Return the data below as a JSON list of strings, with one string per line and no blank lines.

● **Material for this exercise**
☆ ☆ ☆ ☆ ☆

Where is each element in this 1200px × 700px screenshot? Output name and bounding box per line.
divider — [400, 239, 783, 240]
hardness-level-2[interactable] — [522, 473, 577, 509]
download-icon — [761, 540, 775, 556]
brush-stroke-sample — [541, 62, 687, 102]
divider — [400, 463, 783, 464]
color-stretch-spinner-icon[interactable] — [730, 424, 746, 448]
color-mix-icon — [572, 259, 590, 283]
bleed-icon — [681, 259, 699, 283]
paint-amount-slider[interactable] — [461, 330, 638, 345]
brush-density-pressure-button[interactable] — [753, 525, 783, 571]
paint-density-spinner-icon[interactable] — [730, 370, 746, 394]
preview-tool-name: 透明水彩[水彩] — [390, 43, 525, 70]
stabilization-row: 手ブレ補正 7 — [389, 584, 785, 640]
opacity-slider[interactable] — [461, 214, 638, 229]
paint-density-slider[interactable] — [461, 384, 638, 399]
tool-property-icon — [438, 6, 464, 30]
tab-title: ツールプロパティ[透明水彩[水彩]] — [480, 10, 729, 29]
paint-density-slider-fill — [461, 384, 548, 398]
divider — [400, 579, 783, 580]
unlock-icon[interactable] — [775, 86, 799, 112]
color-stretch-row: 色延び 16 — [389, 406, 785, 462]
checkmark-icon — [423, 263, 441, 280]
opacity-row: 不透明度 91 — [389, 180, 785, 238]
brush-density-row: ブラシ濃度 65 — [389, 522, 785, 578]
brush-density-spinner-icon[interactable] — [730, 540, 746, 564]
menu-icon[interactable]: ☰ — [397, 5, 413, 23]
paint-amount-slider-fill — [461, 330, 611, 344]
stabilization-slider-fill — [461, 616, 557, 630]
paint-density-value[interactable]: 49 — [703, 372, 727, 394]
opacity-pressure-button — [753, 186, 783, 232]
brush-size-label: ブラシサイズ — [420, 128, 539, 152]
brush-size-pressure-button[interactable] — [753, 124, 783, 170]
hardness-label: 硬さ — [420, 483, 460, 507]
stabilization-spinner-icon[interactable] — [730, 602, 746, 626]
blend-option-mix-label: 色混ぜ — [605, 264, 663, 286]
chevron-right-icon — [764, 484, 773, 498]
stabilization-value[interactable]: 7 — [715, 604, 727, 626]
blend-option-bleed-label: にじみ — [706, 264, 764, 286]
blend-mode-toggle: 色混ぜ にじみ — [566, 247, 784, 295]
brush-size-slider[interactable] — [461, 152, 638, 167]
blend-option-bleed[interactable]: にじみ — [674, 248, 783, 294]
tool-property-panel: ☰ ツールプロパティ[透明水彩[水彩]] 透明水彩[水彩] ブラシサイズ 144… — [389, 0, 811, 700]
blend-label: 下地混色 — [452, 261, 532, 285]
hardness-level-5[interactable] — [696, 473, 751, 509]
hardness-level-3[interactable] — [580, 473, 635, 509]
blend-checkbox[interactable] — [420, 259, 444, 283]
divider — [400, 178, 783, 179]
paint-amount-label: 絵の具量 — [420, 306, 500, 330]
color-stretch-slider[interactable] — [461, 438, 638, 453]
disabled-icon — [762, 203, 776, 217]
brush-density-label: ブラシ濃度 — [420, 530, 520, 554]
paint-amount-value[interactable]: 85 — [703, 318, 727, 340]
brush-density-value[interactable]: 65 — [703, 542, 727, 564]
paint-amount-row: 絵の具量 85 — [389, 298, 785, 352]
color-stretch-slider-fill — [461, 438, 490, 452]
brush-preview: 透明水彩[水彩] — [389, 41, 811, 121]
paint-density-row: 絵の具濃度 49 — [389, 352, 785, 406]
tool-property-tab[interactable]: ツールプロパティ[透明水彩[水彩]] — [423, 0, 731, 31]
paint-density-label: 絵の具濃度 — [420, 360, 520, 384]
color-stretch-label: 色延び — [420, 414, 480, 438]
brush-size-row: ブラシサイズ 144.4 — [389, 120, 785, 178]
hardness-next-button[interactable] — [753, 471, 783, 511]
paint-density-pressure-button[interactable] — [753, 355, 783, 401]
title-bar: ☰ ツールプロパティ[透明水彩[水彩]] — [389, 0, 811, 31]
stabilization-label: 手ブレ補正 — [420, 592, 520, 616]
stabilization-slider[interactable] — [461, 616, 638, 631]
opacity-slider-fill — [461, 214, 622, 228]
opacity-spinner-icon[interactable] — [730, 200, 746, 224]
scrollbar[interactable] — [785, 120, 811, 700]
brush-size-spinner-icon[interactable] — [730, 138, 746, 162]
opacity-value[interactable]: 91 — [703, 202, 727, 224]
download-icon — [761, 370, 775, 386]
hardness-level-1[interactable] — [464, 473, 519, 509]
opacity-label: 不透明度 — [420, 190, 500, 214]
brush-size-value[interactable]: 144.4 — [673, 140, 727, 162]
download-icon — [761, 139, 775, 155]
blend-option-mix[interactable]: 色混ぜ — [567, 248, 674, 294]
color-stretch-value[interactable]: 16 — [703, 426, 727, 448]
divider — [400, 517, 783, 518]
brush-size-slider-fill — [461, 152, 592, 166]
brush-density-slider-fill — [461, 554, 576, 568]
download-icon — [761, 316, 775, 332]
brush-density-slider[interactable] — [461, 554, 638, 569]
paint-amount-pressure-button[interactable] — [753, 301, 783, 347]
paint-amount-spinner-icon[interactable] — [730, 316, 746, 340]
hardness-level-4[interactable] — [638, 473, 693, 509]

☆ ☆ ☆ ☆ ☆

● **Completed task**
[
  "Where is each element in this 1200px × 700px screenshot? Output name and bounding box per line.",
  "divider — [400, 239, 783, 240]",
  "hardness-level-2[interactable] — [522, 473, 577, 509]",
  "download-icon — [761, 540, 775, 556]",
  "brush-stroke-sample — [541, 62, 687, 102]",
  "divider — [400, 463, 783, 464]",
  "color-stretch-spinner-icon[interactable] — [730, 424, 746, 448]",
  "color-mix-icon — [572, 259, 590, 283]",
  "bleed-icon — [681, 259, 699, 283]",
  "paint-amount-slider[interactable] — [461, 330, 638, 345]",
  "brush-density-pressure-button[interactable] — [753, 525, 783, 571]",
  "paint-density-spinner-icon[interactable] — [730, 370, 746, 394]",
  "preview-tool-name: 透明水彩[水彩] — [390, 43, 525, 70]",
  "stabilization-row: 手ブレ補正 7 — [389, 584, 785, 640]",
  "opacity-slider[interactable] — [461, 214, 638, 229]",
  "paint-density-slider[interactable] — [461, 384, 638, 399]",
  "tool-property-icon — [438, 6, 464, 30]",
  "tab-title: ツールプロパティ[透明水彩[水彩]] — [480, 10, 729, 29]",
  "paint-density-slider-fill — [461, 384, 548, 398]",
  "divider — [400, 579, 783, 580]",
  "unlock-icon[interactable] — [775, 86, 799, 112]",
  "color-stretch-row: 色延び 16 — [389, 406, 785, 462]",
  "checkmark-icon — [423, 263, 441, 280]",
  "opacity-row: 不透明度 91 — [389, 180, 785, 238]",
  "brush-density-row: ブラシ濃度 65 — [389, 522, 785, 578]",
  "brush-density-spinner-icon[interactable] — [730, 540, 746, 564]",
  "menu-icon[interactable]: ☰ — [397, 5, 413, 23]",
  "paint-amount-slider-fill — [461, 330, 611, 344]",
  "stabilization-slider-fill — [461, 616, 557, 630]",
  "paint-density-value[interactable]: 49 — [703, 372, 727, 394]",
  "opacity-pressure-button — [753, 186, 783, 232]",
  "brush-size-label: ブラシサイズ — [420, 128, 539, 152]",
  "brush-size-pressure-button[interactable] — [753, 124, 783, 170]",
  "hardness-label: 硬さ — [420, 483, 460, 507]",
  "stabilization-spinner-icon[interactable] — [730, 602, 746, 626]",
  "blend-option-mix-label: 色混ぜ — [605, 264, 663, 286]",
  "chevron-right-icon — [764, 484, 773, 498]",
  "stabilization-value[interactable]: 7 — [715, 604, 727, 626]",
  "blend-option-bleed-label: にじみ — [706, 264, 764, 286]",
  "blend-mode-toggle: 色混ぜ にじみ — [566, 247, 784, 295]",
  "brush-size-slider[interactable] — [461, 152, 638, 167]",
  "blend-option-bleed[interactable]: にじみ — [674, 248, 783, 294]",
  "tool-property-panel: ☰ ツールプロパティ[透明水彩[水彩]] 透明水彩[水彩] ブラシサイズ 144… — [389, 0, 811, 700]",
  "blend-label: 下地混色 — [452, 261, 532, 285]",
  "hardness-level-5[interactable] — [696, 473, 751, 509]",
  "hardness-level-3[interactable] — [580, 473, 635, 509]",
  "blend-checkbox[interactable] — [420, 259, 444, 283]",
  "divider — [400, 178, 783, 179]",
  "paint-amount-label: 絵の具量 — [420, 306, 500, 330]",
  "color-stretch-slider[interactable] — [461, 438, 638, 453]",
  "disabled-icon — [762, 203, 776, 217]",
  "brush-density-label: ブラシ濃度 — [420, 530, 520, 554]",
  "paint-amount-value[interactable]: 85 — [703, 318, 727, 340]",
  "brush-density-value[interactable]: 65 — [703, 542, 727, 564]",
  "paint-amount-row: 絵の具量 85 — [389, 298, 785, 352]",
  "color-stretch-slider-fill — [461, 438, 490, 452]",
  "brush-preview: 透明水彩[水彩] — [389, 41, 811, 121]",
  "paint-density-row: 絵の具濃度 49 — [389, 352, 785, 406]",
  "tool-property-tab[interactable]: ツールプロパティ[透明水彩[水彩]] — [423, 0, 731, 31]",
  "paint-density-label: 絵の具濃度 — [420, 360, 520, 384]",
  "color-stretch-label: 色延び — [420, 414, 480, 438]",
  "brush-size-row: ブラシサイズ 144.4 — [389, 120, 785, 178]",
  "hardness-next-button[interactable] — [753, 471, 783, 511]",
  "paint-density-pressure-button[interactable] — [753, 355, 783, 401]",
  "title-bar: ☰ ツールプロパティ[透明水彩[水彩]] — [389, 0, 811, 31]",
  "stabilization-label: 手ブレ補正 — [420, 592, 520, 616]",
  "stabilization-slider[interactable] — [461, 616, 638, 631]",
  "opacity-slider-fill — [461, 214, 622, 228]",
  "opacity-spinner-icon[interactable] — [730, 200, 746, 224]",
  "scrollbar[interactable] — [785, 120, 811, 700]",
  "brush-size-spinner-icon[interactable] — [730, 138, 746, 162]",
  "opacity-value[interactable]: 91 — [703, 202, 727, 224]",
  "download-icon — [761, 370, 775, 386]",
  "hardness-level-1[interactable] — [464, 473, 519, 509]",
  "opacity-label: 不透明度 — [420, 190, 500, 214]",
  "brush-size-value[interactable]: 144.4 — [673, 140, 727, 162]",
  "download-icon — [761, 139, 775, 155]",
  "blend-option-mix[interactable]: 色混ぜ — [567, 248, 674, 294]",
  "color-stretch-value[interactable]: 16 — [703, 426, 727, 448]",
  "divider — [400, 517, 783, 518]",
  "brush-size-slider-fill — [461, 152, 592, 166]",
  "brush-density-slider-fill — [461, 554, 576, 568]",
  "download-icon — [761, 316, 775, 332]",
  "brush-density-slider[interactable] — [461, 554, 638, 569]",
  "paint-amount-pressure-button[interactable] — [753, 301, 783, 347]",
  "paint-amount-spinner-icon[interactable] — [730, 316, 746, 340]",
  "hardness-level-4[interactable] — [638, 473, 693, 509]"
]